[To do]
Copy the entries below verbatim, from their first line through the line containing "macd-histogram-bar <box>647 517 650 518</box>", including both of those lines.

* Begin *

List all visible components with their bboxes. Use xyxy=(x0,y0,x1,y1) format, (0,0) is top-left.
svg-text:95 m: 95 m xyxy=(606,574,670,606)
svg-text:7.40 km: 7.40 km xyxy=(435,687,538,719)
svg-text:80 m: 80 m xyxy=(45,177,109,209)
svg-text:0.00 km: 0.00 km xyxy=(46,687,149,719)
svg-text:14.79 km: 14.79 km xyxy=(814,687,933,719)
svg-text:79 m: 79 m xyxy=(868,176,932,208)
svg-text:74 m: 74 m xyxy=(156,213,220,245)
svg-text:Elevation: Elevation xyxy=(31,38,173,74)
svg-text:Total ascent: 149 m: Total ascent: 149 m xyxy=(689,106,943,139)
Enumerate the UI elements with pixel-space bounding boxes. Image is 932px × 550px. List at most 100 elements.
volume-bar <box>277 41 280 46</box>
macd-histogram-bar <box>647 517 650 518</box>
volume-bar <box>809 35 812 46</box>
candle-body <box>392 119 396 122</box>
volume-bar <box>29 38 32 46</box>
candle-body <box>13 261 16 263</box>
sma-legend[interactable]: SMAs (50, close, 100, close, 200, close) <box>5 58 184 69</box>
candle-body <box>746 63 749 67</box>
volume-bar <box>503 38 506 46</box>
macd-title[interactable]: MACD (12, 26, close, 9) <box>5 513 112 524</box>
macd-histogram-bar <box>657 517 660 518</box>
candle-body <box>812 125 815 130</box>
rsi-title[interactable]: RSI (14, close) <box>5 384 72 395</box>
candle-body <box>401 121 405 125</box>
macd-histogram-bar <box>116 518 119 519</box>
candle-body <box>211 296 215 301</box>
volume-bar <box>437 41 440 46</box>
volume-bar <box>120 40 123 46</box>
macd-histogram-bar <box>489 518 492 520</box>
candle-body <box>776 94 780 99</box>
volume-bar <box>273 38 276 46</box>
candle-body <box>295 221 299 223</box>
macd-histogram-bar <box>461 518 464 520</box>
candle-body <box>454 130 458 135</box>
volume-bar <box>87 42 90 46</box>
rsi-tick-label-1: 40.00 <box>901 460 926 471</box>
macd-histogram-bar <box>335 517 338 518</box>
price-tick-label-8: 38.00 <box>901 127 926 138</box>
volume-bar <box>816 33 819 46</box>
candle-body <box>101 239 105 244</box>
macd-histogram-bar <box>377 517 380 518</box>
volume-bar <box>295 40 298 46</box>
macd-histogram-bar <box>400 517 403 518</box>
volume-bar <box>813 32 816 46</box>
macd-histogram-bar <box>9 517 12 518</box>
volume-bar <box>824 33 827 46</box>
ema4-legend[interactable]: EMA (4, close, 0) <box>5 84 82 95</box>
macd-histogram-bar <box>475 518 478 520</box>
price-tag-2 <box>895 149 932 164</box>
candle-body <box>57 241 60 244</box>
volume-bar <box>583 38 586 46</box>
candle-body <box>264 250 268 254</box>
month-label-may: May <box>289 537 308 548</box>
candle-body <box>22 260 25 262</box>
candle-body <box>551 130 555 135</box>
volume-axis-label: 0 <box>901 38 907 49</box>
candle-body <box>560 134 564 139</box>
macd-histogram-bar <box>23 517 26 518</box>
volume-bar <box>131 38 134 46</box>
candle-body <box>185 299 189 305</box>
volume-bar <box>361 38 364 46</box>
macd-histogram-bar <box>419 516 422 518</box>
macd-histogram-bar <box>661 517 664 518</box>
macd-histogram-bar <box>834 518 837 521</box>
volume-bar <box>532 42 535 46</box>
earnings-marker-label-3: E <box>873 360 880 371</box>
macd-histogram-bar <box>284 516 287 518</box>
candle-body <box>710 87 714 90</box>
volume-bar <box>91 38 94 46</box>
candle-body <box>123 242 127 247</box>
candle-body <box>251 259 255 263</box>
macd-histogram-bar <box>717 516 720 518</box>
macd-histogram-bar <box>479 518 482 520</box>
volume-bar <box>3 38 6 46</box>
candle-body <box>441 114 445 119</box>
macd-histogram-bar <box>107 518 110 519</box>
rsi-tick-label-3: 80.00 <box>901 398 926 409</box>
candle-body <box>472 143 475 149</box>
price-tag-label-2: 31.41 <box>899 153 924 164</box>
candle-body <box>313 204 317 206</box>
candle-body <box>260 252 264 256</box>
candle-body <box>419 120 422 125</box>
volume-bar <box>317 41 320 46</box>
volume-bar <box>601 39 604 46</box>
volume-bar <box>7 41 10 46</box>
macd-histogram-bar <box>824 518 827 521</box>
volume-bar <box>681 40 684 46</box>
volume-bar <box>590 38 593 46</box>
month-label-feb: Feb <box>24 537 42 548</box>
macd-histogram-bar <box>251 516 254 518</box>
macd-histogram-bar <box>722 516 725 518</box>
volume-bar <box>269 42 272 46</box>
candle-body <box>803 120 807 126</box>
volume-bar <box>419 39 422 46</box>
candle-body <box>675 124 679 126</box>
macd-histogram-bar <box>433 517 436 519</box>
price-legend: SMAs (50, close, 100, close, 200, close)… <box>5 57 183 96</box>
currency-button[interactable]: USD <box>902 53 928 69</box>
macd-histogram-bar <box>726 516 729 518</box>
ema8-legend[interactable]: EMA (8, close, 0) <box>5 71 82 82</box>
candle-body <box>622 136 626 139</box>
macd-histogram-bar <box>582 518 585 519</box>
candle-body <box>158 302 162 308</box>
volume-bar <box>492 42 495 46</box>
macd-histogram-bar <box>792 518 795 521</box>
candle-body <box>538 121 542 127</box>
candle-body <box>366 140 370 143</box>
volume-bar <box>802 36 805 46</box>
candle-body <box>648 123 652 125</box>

* End *

[Output of the task]
List all visible components with their bboxes. Use xyxy=(x0,y0,x1,y1) format, (0,0) is top-left.
svg-text:95 m: 95 m xyxy=(606,574,670,606)
svg-text:7.40 km: 7.40 km xyxy=(435,687,538,719)
svg-text:80 m: 80 m xyxy=(45,177,109,209)
svg-text:0.00 km: 0.00 km xyxy=(46,687,149,719)
svg-text:14.79 km: 14.79 km xyxy=(814,687,933,719)
svg-text:79 m: 79 m xyxy=(868,176,932,208)
svg-text:74 m: 74 m xyxy=(156,213,220,245)
svg-text:Elevation: Elevation xyxy=(31,38,173,74)
svg-text:Total ascent: 149 m: Total ascent: 149 m xyxy=(689,106,943,139)
Enumerate the UI elements with pixel-space bounding boxes. Image is 932px × 550px. List at most 100 elements.
volume-bar <box>277 41 280 46</box>
macd-histogram-bar <box>647 517 650 518</box>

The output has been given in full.